- SOURCE DATA:
----
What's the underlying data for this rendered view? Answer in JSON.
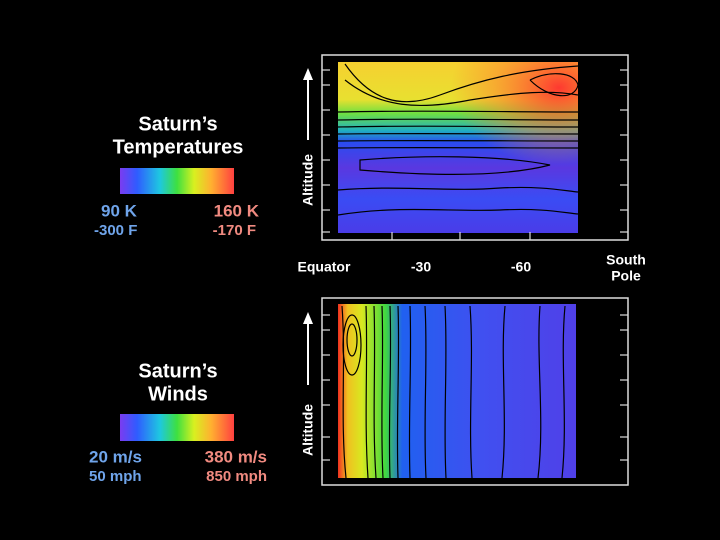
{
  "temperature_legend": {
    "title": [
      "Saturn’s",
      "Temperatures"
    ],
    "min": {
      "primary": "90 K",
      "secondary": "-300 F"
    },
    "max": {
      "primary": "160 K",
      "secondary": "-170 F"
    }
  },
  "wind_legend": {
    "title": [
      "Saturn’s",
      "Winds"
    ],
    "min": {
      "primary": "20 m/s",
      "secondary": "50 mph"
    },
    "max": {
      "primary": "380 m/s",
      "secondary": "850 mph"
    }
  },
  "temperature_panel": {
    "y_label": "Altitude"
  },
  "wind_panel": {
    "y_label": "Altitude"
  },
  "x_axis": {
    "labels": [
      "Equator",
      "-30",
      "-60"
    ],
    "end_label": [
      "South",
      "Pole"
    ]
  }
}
----
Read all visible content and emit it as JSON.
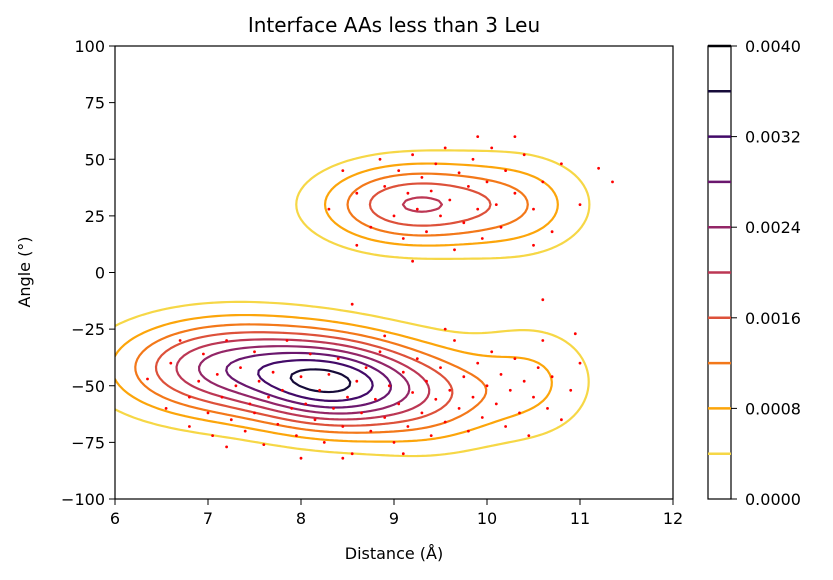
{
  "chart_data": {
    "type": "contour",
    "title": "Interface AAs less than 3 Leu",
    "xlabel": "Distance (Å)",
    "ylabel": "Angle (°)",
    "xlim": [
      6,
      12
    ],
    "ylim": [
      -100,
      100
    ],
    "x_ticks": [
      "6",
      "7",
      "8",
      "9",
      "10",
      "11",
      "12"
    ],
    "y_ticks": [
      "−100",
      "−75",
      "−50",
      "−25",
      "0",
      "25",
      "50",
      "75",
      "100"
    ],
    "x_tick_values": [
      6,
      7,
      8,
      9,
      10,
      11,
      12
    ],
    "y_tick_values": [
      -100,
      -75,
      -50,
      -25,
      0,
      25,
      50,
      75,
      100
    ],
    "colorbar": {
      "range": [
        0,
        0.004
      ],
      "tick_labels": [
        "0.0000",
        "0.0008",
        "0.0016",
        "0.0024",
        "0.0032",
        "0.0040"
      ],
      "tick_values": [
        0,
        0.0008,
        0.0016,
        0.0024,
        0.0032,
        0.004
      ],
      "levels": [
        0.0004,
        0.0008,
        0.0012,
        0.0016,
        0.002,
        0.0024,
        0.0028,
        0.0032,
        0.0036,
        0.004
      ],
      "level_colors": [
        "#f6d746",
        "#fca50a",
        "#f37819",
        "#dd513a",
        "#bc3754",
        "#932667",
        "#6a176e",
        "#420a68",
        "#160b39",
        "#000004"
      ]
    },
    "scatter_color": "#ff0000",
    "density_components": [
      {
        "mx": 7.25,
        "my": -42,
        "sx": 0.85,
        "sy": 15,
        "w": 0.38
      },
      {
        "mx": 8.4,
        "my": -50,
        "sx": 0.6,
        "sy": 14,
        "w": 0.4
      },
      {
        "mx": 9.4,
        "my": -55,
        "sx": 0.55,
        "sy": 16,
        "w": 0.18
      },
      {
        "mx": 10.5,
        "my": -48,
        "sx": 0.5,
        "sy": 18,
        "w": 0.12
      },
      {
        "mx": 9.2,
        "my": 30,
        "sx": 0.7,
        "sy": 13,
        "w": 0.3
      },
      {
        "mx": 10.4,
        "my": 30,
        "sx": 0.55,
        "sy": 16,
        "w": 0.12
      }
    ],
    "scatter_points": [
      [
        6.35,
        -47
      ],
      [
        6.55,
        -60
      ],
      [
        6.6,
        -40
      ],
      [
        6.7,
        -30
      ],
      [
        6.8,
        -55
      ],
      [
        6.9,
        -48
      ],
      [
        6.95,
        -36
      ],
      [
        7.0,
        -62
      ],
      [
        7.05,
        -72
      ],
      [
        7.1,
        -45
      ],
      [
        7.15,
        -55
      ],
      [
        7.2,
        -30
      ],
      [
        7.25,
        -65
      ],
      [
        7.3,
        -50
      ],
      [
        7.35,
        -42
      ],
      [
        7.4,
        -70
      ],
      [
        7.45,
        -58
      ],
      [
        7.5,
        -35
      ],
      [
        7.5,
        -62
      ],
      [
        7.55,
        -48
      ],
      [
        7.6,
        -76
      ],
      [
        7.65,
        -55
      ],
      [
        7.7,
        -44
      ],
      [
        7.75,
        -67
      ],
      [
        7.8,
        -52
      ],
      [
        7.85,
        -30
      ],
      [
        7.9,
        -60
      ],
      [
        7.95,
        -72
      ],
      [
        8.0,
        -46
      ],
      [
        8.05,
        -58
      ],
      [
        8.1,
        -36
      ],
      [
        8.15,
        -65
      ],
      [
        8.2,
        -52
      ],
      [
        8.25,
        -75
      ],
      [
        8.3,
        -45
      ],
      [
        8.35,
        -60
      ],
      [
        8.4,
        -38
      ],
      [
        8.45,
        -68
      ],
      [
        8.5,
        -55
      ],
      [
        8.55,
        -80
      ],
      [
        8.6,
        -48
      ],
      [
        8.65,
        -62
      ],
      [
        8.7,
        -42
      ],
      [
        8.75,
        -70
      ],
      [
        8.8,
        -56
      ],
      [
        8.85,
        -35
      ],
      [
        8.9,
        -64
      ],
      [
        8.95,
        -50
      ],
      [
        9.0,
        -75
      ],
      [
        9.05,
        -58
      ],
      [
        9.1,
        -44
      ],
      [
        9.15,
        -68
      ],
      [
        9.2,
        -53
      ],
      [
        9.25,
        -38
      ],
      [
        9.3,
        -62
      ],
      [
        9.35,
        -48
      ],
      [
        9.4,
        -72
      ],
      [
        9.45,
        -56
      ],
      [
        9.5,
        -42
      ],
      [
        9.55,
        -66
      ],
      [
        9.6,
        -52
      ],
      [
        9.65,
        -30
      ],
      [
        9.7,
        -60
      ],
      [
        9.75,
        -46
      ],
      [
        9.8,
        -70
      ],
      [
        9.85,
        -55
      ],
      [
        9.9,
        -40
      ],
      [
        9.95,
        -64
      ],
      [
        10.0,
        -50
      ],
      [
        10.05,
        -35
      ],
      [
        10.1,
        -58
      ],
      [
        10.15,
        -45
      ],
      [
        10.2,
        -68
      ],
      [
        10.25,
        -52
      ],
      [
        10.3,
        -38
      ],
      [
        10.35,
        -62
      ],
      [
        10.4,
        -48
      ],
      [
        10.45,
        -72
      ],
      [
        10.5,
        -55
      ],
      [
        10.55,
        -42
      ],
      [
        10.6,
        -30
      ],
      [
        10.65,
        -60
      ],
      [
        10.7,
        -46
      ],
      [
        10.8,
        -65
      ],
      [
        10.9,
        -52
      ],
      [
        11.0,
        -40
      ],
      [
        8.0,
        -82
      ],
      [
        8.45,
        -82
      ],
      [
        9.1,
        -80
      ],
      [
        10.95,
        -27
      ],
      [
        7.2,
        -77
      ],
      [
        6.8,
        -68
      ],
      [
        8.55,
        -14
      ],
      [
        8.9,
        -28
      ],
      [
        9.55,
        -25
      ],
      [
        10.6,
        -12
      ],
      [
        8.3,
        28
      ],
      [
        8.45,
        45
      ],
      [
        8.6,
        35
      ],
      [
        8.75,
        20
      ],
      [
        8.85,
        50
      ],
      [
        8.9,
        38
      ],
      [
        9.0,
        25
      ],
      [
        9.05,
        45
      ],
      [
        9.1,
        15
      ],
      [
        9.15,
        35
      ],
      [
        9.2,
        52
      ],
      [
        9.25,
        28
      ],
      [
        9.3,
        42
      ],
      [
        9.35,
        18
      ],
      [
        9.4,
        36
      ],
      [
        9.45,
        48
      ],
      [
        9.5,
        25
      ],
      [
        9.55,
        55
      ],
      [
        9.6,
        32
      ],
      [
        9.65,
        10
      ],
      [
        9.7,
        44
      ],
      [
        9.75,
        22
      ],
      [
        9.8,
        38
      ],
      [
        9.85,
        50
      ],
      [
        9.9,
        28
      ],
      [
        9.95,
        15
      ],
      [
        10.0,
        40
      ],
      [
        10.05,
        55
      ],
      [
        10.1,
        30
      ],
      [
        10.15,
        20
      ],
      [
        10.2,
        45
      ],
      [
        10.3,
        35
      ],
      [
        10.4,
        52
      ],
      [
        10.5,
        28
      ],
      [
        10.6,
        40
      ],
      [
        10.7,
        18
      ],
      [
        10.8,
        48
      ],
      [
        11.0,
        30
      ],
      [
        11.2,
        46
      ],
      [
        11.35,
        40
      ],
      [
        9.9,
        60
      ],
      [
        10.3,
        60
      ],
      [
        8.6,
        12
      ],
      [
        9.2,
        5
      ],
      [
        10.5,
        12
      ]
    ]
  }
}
----
- TASK PROMPT: Copy all lines above containing the string "JSON".

- RESULT OF THE EXERCISE:
What's the underlying data for this rendered view? Answer in JSON.
Read all visible content and emit it as JSON.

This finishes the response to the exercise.